• Chart and figure data
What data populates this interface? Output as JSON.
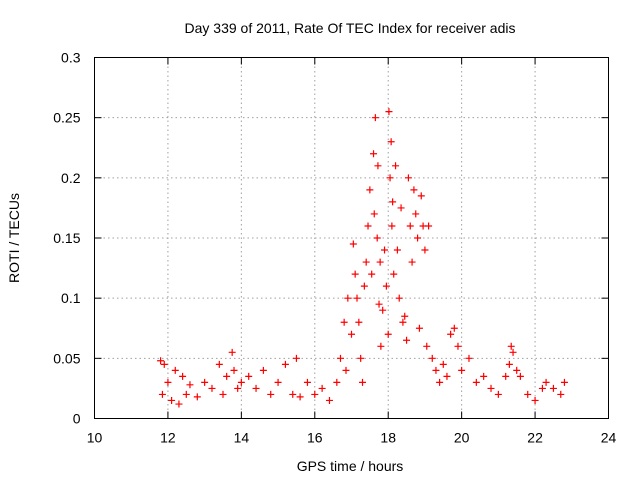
{
  "chart_data": {
    "type": "scatter",
    "title": "Day 339 of 2011, Rate Of TEC Index for receiver adis",
    "xlabel": "GPS time / hours",
    "ylabel": "ROTI / TECUs",
    "xlim": [
      10,
      24
    ],
    "ylim": [
      0,
      0.3
    ],
    "xticks": [
      "10",
      "12",
      "14",
      "16",
      "18",
      "20",
      "22",
      "24"
    ],
    "yticks": [
      "0",
      "0.05",
      "0.1",
      "0.15",
      "0.2",
      "0.25",
      "0.3"
    ],
    "grid": true,
    "marker": "+",
    "marker_color": "#ff0000",
    "series": [
      {
        "x": [
          11.8,
          11.85,
          11.9,
          12.0,
          12.1,
          12.2,
          12.3,
          12.4,
          12.5,
          12.6,
          12.8,
          13.0,
          13.2,
          13.4,
          13.5,
          13.6,
          13.75,
          13.8,
          13.9,
          14.0,
          14.2,
          14.4,
          14.6,
          14.8,
          15.0,
          15.2,
          15.4,
          15.5,
          15.6,
          15.8,
          16.0,
          16.2,
          16.4,
          16.6,
          16.7,
          16.8,
          16.85,
          16.9,
          17.0,
          17.05,
          17.1,
          17.15,
          17.2,
          17.25,
          17.3,
          17.35,
          17.4,
          17.45,
          17.5,
          17.55,
          17.6,
          17.62,
          17.65,
          17.7,
          17.72,
          17.75,
          17.78,
          17.8,
          17.85,
          17.9,
          17.95,
          18.0,
          18.02,
          18.05,
          18.08,
          18.1,
          18.12,
          18.15,
          18.2,
          18.25,
          18.3,
          18.35,
          18.4,
          18.45,
          18.5,
          18.55,
          18.6,
          18.65,
          18.7,
          18.75,
          18.8,
          18.85,
          18.9,
          18.95,
          19.0,
          19.05,
          19.1,
          19.2,
          19.3,
          19.4,
          19.5,
          19.6,
          19.7,
          19.8,
          19.9,
          20.0,
          20.2,
          20.4,
          20.6,
          20.8,
          21.0,
          21.2,
          21.3,
          21.35,
          21.4,
          21.5,
          21.6,
          21.8,
          22.0,
          22.2,
          22.3,
          22.5,
          22.7,
          22.8
        ],
        "y": [
          0.048,
          0.02,
          0.045,
          0.03,
          0.015,
          0.04,
          0.012,
          0.035,
          0.02,
          0.028,
          0.018,
          0.03,
          0.025,
          0.045,
          0.02,
          0.035,
          0.055,
          0.04,
          0.025,
          0.03,
          0.035,
          0.025,
          0.04,
          0.02,
          0.03,
          0.045,
          0.02,
          0.05,
          0.018,
          0.03,
          0.02,
          0.025,
          0.015,
          0.03,
          0.05,
          0.08,
          0.04,
          0.1,
          0.07,
          0.145,
          0.12,
          0.1,
          0.08,
          0.05,
          0.03,
          0.11,
          0.13,
          0.16,
          0.19,
          0.12,
          0.22,
          0.17,
          0.25,
          0.15,
          0.21,
          0.095,
          0.13,
          0.06,
          0.09,
          0.14,
          0.11,
          0.07,
          0.255,
          0.2,
          0.23,
          0.16,
          0.18,
          0.12,
          0.21,
          0.14,
          0.1,
          0.175,
          0.08,
          0.085,
          0.065,
          0.2,
          0.16,
          0.13,
          0.19,
          0.17,
          0.15,
          0.075,
          0.185,
          0.16,
          0.14,
          0.06,
          0.16,
          0.05,
          0.04,
          0.03,
          0.045,
          0.035,
          0.07,
          0.075,
          0.06,
          0.04,
          0.05,
          0.03,
          0.035,
          0.025,
          0.02,
          0.035,
          0.045,
          0.06,
          0.055,
          0.04,
          0.035,
          0.02,
          0.015,
          0.025,
          0.03,
          0.025,
          0.02,
          0.03
        ]
      }
    ]
  }
}
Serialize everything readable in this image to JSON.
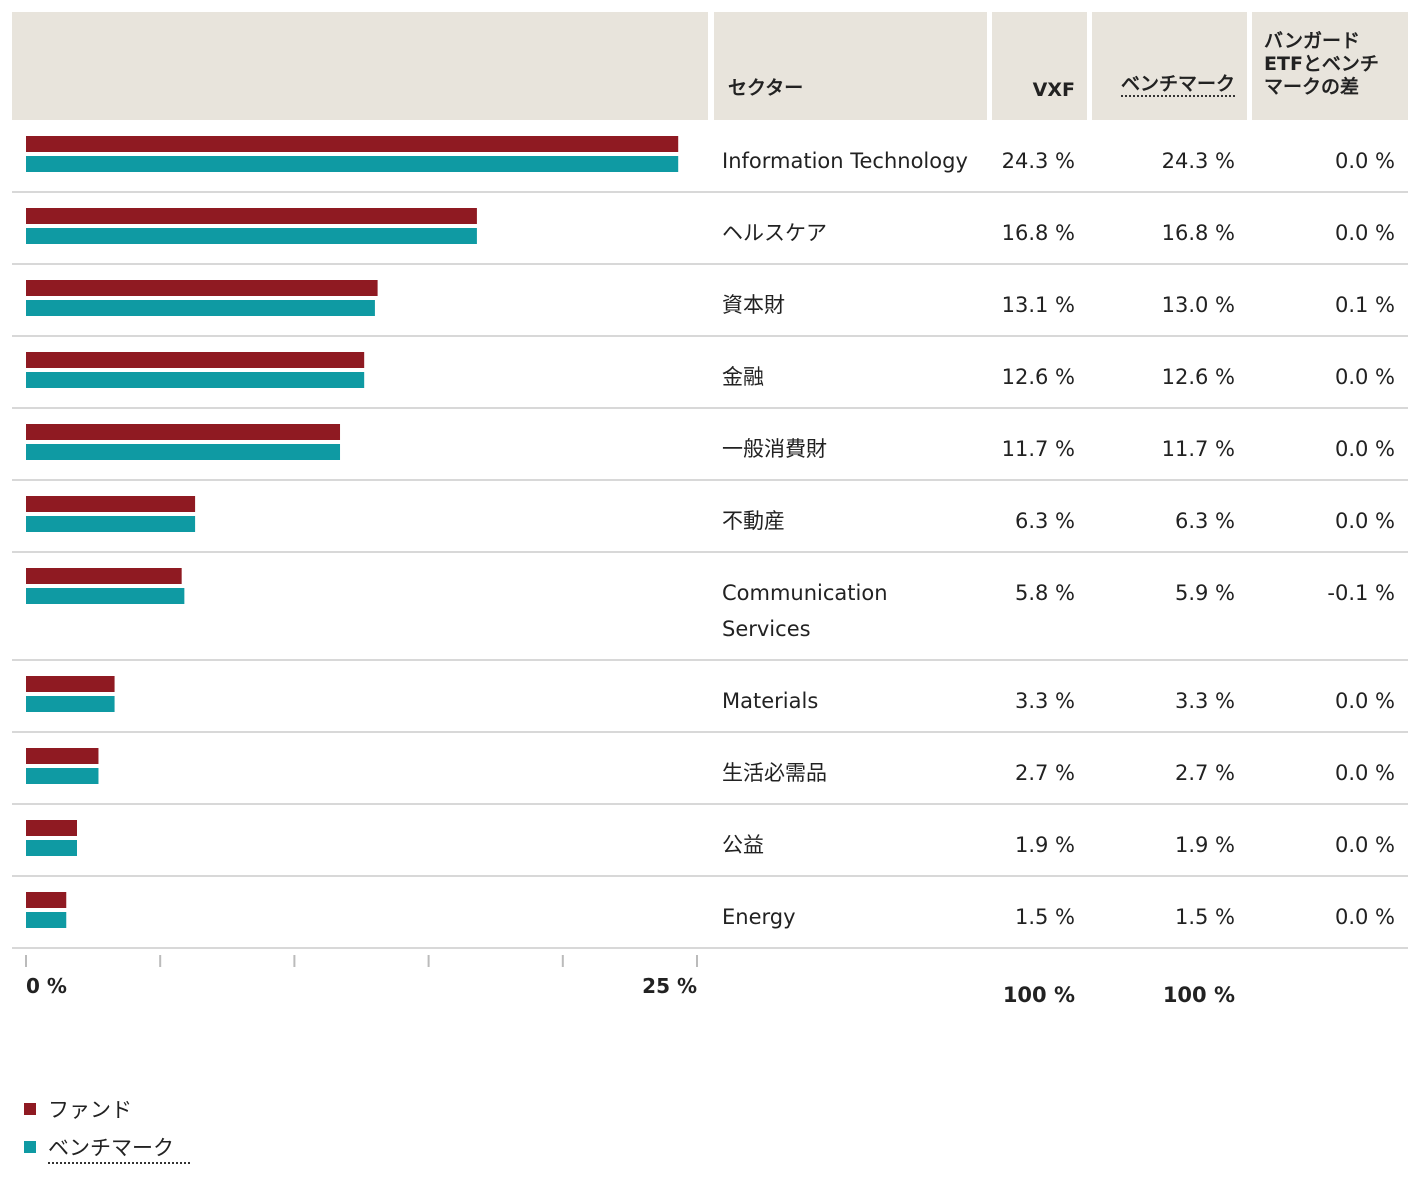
{
  "chart_data": {
    "type": "bar",
    "columns": [
      "セクター",
      "VXF",
      "ベンチマーク",
      "バンガード ETFとベンチ マークの差"
    ],
    "categories": [
      "Information Technology",
      "ヘルスケア",
      "資本財",
      "金融",
      "一般消費財",
      "不動産",
      "Communication Services",
      "Materials",
      "生活必需品",
      "公益",
      "Energy"
    ],
    "series": [
      {
        "name": "ファンド",
        "color": "#8f1a22",
        "values": [
          24.3,
          16.8,
          13.1,
          12.6,
          11.7,
          6.3,
          5.8,
          3.3,
          2.7,
          1.9,
          1.5
        ],
        "value_labels": [
          "24.3 %",
          "16.8 %",
          "13.1 %",
          "12.6 %",
          "11.7 %",
          "6.3 %",
          "5.8 %",
          "3.3 %",
          "2.7 %",
          "1.9 %",
          "1.5 %"
        ],
        "total_label": "100 %"
      },
      {
        "name": "ベンチマーク",
        "color": "#0f9aa3",
        "values": [
          24.3,
          16.8,
          13.0,
          12.6,
          11.7,
          6.3,
          5.9,
          3.3,
          2.7,
          1.9,
          1.5
        ],
        "value_labels": [
          "24.3 %",
          "16.8 %",
          "13.0 %",
          "12.6 %",
          "11.7 %",
          "6.3 %",
          "5.9 %",
          "3.3 %",
          "2.7 %",
          "1.9 %",
          "1.5 %"
        ],
        "total_label": "100 %"
      }
    ],
    "differences": {
      "values": [
        0.0,
        0.0,
        0.1,
        0.0,
        0.0,
        0.0,
        -0.1,
        0.0,
        0.0,
        0.0,
        0.0
      ],
      "value_labels": [
        "0.0 %",
        "0.0 %",
        "0.1 %",
        "0.0 %",
        "0.0 %",
        "0.0 %",
        "-0.1 %",
        "0.0 %",
        "0.0 %",
        "0.0 %",
        "0.0 %"
      ]
    },
    "xlim": [
      0,
      25
    ],
    "xticks": [
      {
        "value": 0,
        "label": "0 %"
      },
      {
        "value": 25,
        "label": "25 %"
      }
    ],
    "xminor_ticks": [
      5,
      10,
      15,
      20
    ]
  }
}
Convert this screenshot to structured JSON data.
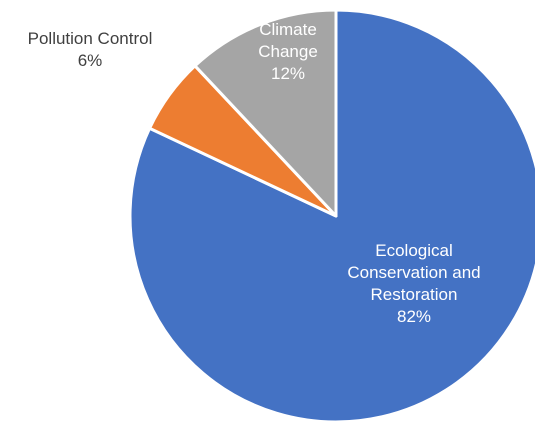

• Challenge
Repeat the records in full, exactly as they appear, without the pictures.

• Exercise result
What data populates this interface? Output as JSON.
{
  "chart_data": {
    "type": "scatter",
    "title": "Day 339 of 2011, Rate Of TEC Index for receiver adis",
    "xlabel": "GPS time / hours",
    "ylabel": "ROTI / TECUs",
    "xlim": [
      10,
      24
    ],
    "ylim": [
      0,
      0.3
    ],
    "xticks": [
      "10",
      "12",
      "14",
      "16",
      "18",
      "20",
      "22",
      "24"
    ],
    "yticks": [
      "0",
      "0.05",
      "0.1",
      "0.15",
      "0.2",
      "0.25",
      "0.3"
    ],
    "grid": true,
    "marker": "+",
    "marker_color": "#ff0000",
    "series": [
      {
        "x": [
          11.8,
          11.85,
          11.9,
          12.0,
          12.1,
          12.2,
          12.3,
          12.4,
          12.5,
          12.6,
          12.8,
          13.0,
          13.2,
          13.4,
          13.5,
          13.6,
          13.75,
          13.8,
          13.9,
          14.0,
          14.2,
          14.4,
          14.6,
          14.8,
          15.0,
          15.2,
          15.4,
          15.5,
          15.6,
          15.8,
          16.0,
          16.2,
          16.4,
          16.6,
          16.7,
          16.8,
          16.85,
          16.9,
          17.0,
          17.05,
          17.1,
          17.15,
          17.2,
          17.25,
          17.3,
          17.35,
          17.4,
          17.45,
          17.5,
          17.55,
          17.6,
          17.62,
          17.65,
          17.7,
          17.72,
          17.75,
          17.78,
          17.8,
          17.85,
          17.9,
          17.95,
          18.0,
          18.02,
          18.05,
          18.08,
          18.1,
          18.12,
          18.15,
          18.2,
          18.25,
          18.3,
          18.35,
          18.4,
          18.45,
          18.5,
          18.55,
          18.6,
          18.65,
          18.7,
          18.75,
          18.8,
          18.85,
          18.9,
          18.95,
          19.0,
          19.05,
          19.1,
          19.2,
          19.3,
          19.4,
          19.5,
          19.6,
          19.7,
          19.8,
          19.9,
          20.0,
          20.2,
          20.4,
          20.6,
          20.8,
          21.0,
          21.2,
          21.3,
          21.35,
          21.4,
          21.5,
          21.6,
          21.8,
          22.0,
          22.2,
          22.3,
          22.5,
          22.7,
          22.8
        ],
        "y": [
          0.048,
          0.02,
          0.045,
          0.03,
          0.015,
          0.04,
          0.012,
          0.035,
          0.02,
          0.028,
          0.018,
          0.03,
          0.025,
          0.045,
          0.02,
          0.035,
          0.055,
          0.04,
          0.025,
          0.03,
          0.035,
          0.025,
          0.04,
          0.02,
          0.03,
          0.045,
          0.02,
          0.05,
          0.018,
          0.03,
          0.02,
          0.025,
          0.015,
          0.03,
          0.05,
          0.08,
          0.04,
          0.1,
          0.07,
          0.145,
          0.12,
          0.1,
          0.08,
          0.05,
          0.03,
          0.11,
          0.13,
          0.16,
          0.19,
          0.12,
          0.22,
          0.17,
          0.25,
          0.15,
          0.21,
          0.095,
          0.13,
          0.06,
          0.09,
          0.14,
          0.11,
          0.07,
          0.255,
          0.2,
          0.23,
          0.16,
          0.18,
          0.12,
          0.21,
          0.14,
          0.1,
          0.175,
          0.08,
          0.085,
          0.065,
          0.2,
          0.16,
          0.13,
          0.19,
          0.17,
          0.15,
          0.075,
          0.185,
          0.16,
          0.14,
          0.06,
          0.16,
          0.05,
          0.04,
          0.03,
          0.045,
          0.035,
          0.07,
          0.075,
          0.06,
          0.04,
          0.05,
          0.03,
          0.035,
          0.025,
          0.02,
          0.035,
          0.045,
          0.06,
          0.055,
          0.04,
          0.035,
          0.02,
          0.015,
          0.025,
          0.03,
          0.025,
          0.02,
          0.03
        ]
      }
    ]
  }
}
Serialize everything readable in this image to JSON.
{
  "chart_data": {
    "type": "bar",
    "columns": [
      "セクター",
      "VXF",
      "ベンチマーク",
      "バンガード ETFとベンチ マークの差"
    ],
    "categories": [
      "Information Technology",
      "ヘルスケア",
      "資本財",
      "金融",
      "一般消費財",
      "不動産",
      "Communication Services",
      "Materials",
      "生活必需品",
      "公益",
      "Energy"
    ],
    "series": [
      {
        "name": "ファンド",
        "color": "#8f1a22",
        "values": [
          24.3,
          16.8,
          13.1,
          12.6,
          11.7,
          6.3,
          5.8,
          3.3,
          2.7,
          1.9,
          1.5
        ],
        "value_labels": [
          "24.3 %",
          "16.8 %",
          "13.1 %",
          "12.6 %",
          "11.7 %",
          "6.3 %",
          "5.8 %",
          "3.3 %",
          "2.7 %",
          "1.9 %",
          "1.5 %"
        ],
        "total_label": "100 %"
      },
      {
        "name": "ベンチマーク",
        "color": "#0f9aa3",
        "values": [
          24.3,
          16.8,
          13.0,
          12.6,
          11.7,
          6.3,
          5.9,
          3.3,
          2.7,
          1.9,
          1.5
        ],
        "value_labels": [
          "24.3 %",
          "16.8 %",
          "13.0 %",
          "12.6 %",
          "11.7 %",
          "6.3 %",
          "5.9 %",
          "3.3 %",
          "2.7 %",
          "1.9 %",
          "1.5 %"
        ],
        "total_label": "100 %"
      }
    ],
    "differences": {
      "values": [
        0.0,
        0.0,
        0.1,
        0.0,
        0.0,
        0.0,
        -0.1,
        0.0,
        0.0,
        0.0,
        0.0
      ],
      "value_labels": [
        "0.0 %",
        "0.0 %",
        "0.1 %",
        "0.0 %",
        "0.0 %",
        "0.0 %",
        "-0.1 %",
        "0.0 %",
        "0.0 %",
        "0.0 %",
        "0.0 %"
      ]
    },
    "xlim": [
      0,
      25
    ],
    "xticks": [
      {
        "value": 0,
        "label": "0 %"
      },
      {
        "value": 25,
        "label": "25 %"
      }
    ],
    "xminor_ticks": [
      5,
      10,
      15,
      20
    ]
  }
}
Convert this screenshot to structured JSON data.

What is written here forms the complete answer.